Direction: Copy out, unchanged, the lines of the data from the one containing "chevron-down-icon bbox=[832, 2071, 854, 2078]" through the one containing "more-icon bbox=[791, 1931, 843, 1941]", including both of those lines and nothing else.
[Begin Material for the task]
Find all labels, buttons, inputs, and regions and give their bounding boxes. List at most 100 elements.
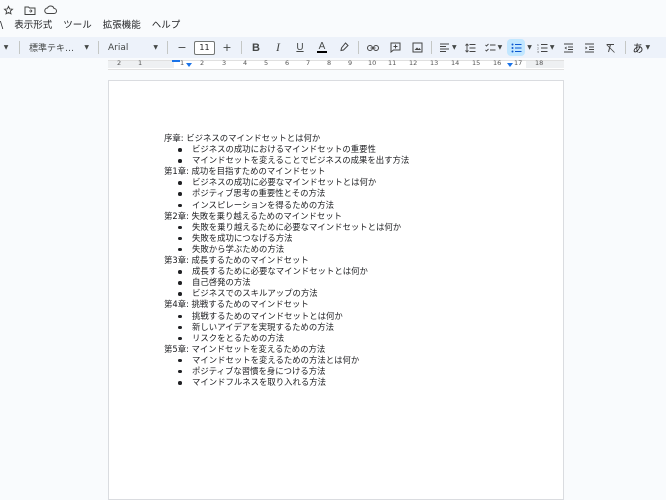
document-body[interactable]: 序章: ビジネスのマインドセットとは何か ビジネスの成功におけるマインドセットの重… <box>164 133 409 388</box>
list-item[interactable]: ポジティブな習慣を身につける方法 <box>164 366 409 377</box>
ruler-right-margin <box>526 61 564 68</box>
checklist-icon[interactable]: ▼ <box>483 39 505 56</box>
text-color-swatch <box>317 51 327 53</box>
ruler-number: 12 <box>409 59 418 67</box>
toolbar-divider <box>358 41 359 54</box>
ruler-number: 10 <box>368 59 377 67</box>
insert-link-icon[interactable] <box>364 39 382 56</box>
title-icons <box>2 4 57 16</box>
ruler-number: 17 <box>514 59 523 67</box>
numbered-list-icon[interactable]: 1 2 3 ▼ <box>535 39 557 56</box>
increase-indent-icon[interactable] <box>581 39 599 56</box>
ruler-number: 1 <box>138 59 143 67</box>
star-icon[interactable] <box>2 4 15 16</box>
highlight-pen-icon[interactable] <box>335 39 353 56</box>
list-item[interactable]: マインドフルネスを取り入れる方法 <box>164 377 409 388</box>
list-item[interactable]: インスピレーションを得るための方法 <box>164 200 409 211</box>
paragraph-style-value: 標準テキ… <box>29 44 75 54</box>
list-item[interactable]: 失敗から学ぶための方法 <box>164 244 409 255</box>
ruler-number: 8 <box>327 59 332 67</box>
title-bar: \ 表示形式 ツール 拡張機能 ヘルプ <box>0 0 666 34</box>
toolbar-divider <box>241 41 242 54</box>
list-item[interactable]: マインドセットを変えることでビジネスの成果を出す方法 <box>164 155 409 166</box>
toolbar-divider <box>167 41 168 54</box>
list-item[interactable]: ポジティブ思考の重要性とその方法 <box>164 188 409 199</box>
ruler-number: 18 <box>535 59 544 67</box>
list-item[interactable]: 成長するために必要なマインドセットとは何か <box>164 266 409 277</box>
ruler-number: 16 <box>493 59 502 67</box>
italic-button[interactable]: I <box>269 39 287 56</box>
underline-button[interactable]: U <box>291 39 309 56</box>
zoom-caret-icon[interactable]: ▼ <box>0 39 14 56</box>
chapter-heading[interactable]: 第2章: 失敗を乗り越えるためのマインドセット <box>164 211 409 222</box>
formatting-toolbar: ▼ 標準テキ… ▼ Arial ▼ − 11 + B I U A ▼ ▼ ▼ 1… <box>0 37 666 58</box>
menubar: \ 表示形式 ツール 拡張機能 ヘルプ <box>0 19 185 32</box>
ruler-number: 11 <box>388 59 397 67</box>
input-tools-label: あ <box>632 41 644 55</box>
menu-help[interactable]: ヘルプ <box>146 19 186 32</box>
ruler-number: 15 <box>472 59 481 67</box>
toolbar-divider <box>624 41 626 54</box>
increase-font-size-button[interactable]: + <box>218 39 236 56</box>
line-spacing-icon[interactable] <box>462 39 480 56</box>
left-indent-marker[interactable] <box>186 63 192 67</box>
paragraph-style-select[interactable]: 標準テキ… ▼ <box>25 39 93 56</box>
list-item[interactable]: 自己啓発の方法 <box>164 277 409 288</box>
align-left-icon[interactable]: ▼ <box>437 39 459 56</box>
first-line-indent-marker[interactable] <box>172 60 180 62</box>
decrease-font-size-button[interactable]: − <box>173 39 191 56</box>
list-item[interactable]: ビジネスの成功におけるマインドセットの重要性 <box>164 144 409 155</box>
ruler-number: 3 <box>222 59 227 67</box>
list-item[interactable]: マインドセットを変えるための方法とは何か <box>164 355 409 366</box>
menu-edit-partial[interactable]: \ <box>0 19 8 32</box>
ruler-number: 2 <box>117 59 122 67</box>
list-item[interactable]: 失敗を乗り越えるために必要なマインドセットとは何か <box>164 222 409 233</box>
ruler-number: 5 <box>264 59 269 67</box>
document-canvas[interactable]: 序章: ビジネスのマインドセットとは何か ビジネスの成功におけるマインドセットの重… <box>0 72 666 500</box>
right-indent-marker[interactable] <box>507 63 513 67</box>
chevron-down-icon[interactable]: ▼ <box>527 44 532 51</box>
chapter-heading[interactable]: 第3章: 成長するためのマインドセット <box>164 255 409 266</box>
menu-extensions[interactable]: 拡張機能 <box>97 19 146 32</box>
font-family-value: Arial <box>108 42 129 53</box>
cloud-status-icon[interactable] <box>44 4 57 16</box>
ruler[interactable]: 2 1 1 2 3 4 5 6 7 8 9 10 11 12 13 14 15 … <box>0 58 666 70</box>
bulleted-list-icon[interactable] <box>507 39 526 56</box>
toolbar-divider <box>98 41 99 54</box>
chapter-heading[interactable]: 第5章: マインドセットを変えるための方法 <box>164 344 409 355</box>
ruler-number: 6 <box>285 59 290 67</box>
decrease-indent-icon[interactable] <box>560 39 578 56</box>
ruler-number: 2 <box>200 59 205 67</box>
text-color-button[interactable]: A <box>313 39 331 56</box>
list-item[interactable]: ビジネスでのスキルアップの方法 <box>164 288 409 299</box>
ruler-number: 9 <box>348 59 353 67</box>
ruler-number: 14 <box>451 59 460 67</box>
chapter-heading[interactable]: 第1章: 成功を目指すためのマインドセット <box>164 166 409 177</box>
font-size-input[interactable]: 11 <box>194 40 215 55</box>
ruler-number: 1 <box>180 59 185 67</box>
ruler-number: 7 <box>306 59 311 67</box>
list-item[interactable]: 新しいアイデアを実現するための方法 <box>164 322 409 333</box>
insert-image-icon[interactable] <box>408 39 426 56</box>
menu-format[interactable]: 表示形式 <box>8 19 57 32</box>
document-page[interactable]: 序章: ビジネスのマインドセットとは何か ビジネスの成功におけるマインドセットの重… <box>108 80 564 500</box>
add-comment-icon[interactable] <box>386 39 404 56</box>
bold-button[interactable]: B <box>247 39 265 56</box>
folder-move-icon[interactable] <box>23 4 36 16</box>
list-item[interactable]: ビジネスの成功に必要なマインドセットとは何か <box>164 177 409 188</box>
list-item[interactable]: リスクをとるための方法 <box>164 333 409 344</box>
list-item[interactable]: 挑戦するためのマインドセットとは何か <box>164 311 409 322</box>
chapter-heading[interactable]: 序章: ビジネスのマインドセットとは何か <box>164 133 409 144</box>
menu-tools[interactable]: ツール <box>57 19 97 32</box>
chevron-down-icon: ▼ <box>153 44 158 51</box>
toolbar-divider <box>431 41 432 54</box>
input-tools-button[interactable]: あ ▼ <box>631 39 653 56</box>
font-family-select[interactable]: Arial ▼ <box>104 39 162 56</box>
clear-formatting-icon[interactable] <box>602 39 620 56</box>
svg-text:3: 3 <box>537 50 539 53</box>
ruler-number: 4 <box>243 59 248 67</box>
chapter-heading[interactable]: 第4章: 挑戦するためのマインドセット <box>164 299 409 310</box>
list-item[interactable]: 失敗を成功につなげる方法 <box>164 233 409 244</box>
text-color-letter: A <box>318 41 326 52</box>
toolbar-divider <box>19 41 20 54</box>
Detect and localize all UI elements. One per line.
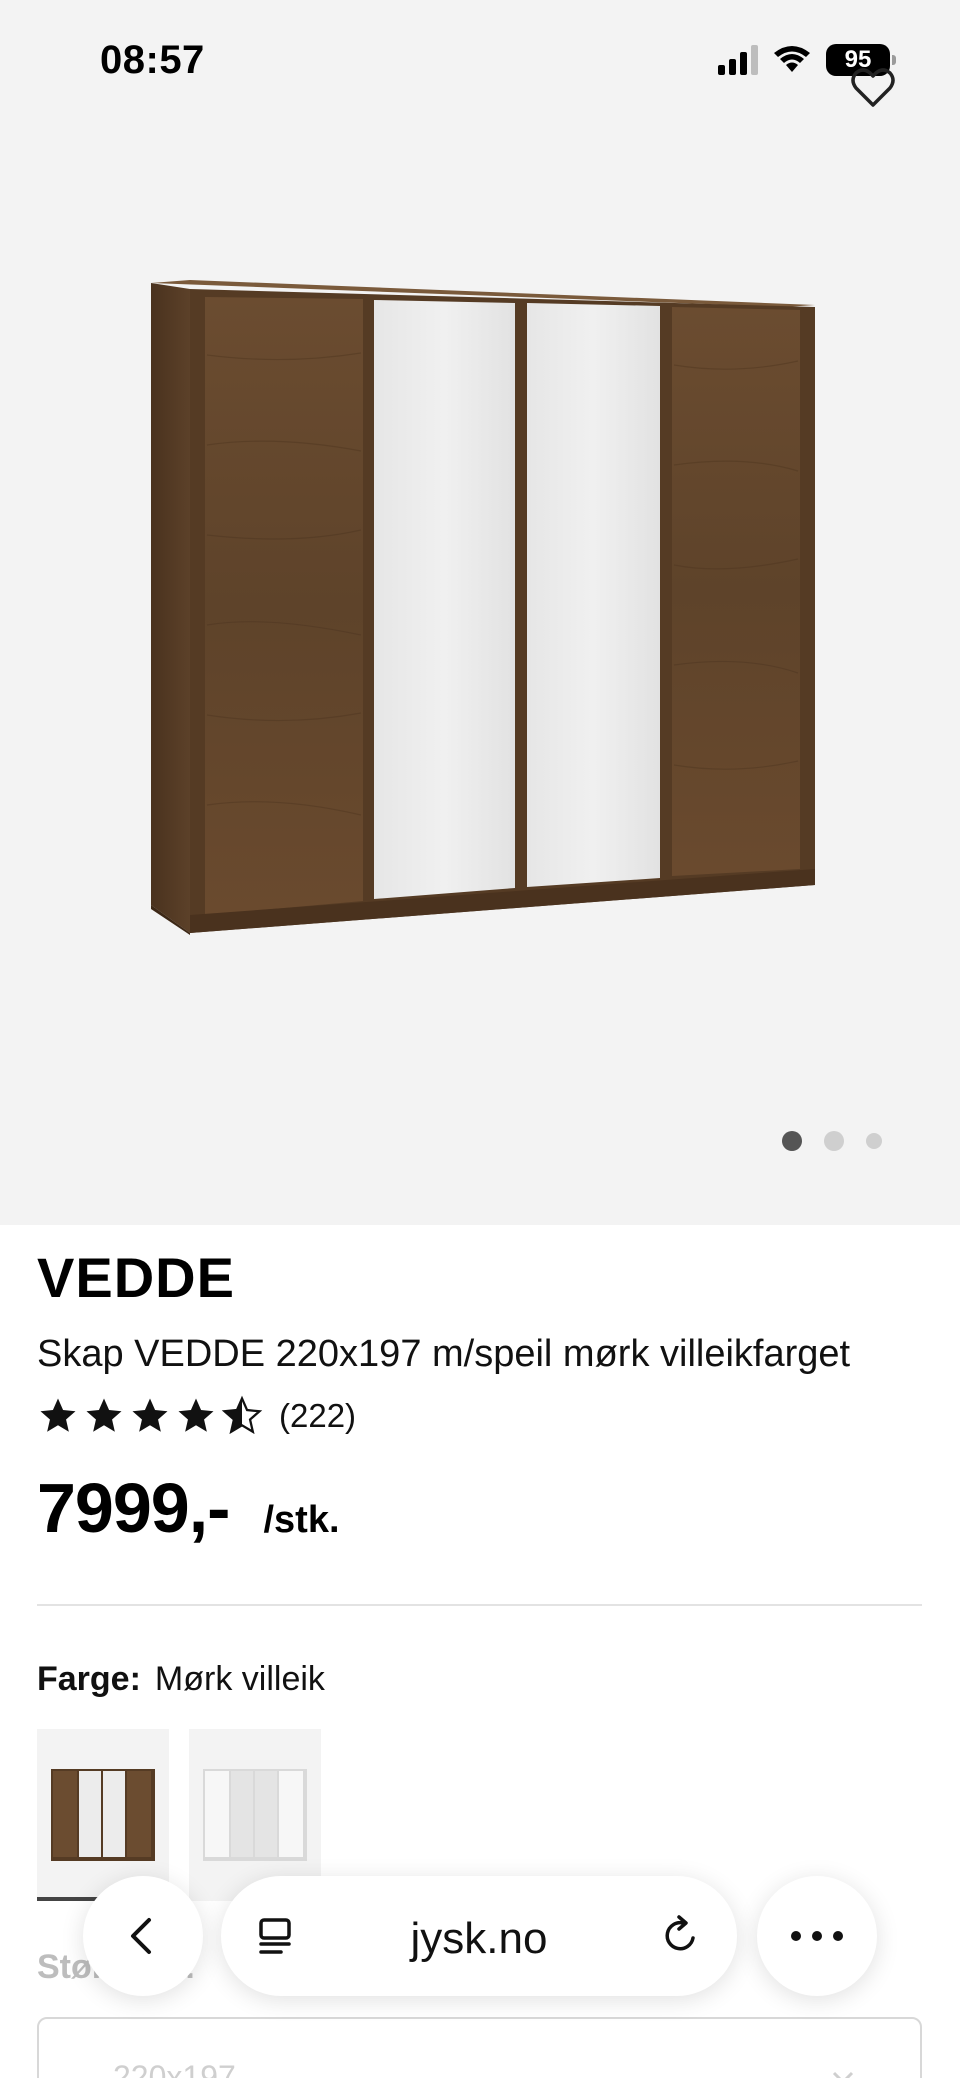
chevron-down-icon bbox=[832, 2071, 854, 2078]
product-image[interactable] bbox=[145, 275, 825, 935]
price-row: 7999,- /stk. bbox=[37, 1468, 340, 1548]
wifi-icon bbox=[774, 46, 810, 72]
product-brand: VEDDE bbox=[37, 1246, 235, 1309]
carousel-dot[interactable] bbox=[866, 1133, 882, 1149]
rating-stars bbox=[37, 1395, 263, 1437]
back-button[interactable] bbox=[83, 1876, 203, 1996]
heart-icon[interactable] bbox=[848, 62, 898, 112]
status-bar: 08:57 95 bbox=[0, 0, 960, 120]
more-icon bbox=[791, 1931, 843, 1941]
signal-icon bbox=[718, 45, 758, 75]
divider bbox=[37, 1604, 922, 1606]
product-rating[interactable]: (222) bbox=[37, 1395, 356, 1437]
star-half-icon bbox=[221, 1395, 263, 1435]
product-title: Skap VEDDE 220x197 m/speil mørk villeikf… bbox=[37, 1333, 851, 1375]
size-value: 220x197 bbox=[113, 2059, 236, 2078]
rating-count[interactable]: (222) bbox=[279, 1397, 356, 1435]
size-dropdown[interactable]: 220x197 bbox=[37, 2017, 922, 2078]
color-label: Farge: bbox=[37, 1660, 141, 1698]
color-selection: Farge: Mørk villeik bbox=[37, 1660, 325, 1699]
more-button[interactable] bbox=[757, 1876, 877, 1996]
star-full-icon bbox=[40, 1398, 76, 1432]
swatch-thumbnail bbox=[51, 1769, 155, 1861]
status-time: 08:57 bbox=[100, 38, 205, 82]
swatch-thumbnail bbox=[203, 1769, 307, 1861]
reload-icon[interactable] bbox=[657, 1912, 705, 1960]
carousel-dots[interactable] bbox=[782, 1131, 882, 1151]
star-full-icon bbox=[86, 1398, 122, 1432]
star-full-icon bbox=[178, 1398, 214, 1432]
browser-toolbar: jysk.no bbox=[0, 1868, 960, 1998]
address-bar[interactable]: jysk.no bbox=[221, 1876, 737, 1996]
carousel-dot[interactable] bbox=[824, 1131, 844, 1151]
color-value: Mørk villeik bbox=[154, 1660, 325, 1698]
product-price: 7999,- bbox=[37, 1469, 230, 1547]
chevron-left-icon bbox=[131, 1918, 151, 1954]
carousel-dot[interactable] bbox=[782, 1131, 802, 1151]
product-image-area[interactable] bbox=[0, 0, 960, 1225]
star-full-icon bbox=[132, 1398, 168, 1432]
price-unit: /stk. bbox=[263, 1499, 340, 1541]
[End Material for the task]
Reply:
chevron-down-icon bbox=[832, 2071, 854, 2078]
product-image[interactable] bbox=[145, 275, 825, 935]
price-row: 7999,- /stk. bbox=[37, 1468, 340, 1548]
wifi-icon bbox=[774, 46, 810, 72]
product-brand: VEDDE bbox=[37, 1246, 235, 1309]
carousel-dot[interactable] bbox=[866, 1133, 882, 1149]
rating-stars bbox=[37, 1395, 263, 1437]
back-button[interactable] bbox=[83, 1876, 203, 1996]
heart-icon[interactable] bbox=[848, 62, 898, 112]
status-bar: 08:57 95 bbox=[0, 0, 960, 120]
more-icon bbox=[791, 1931, 843, 1941]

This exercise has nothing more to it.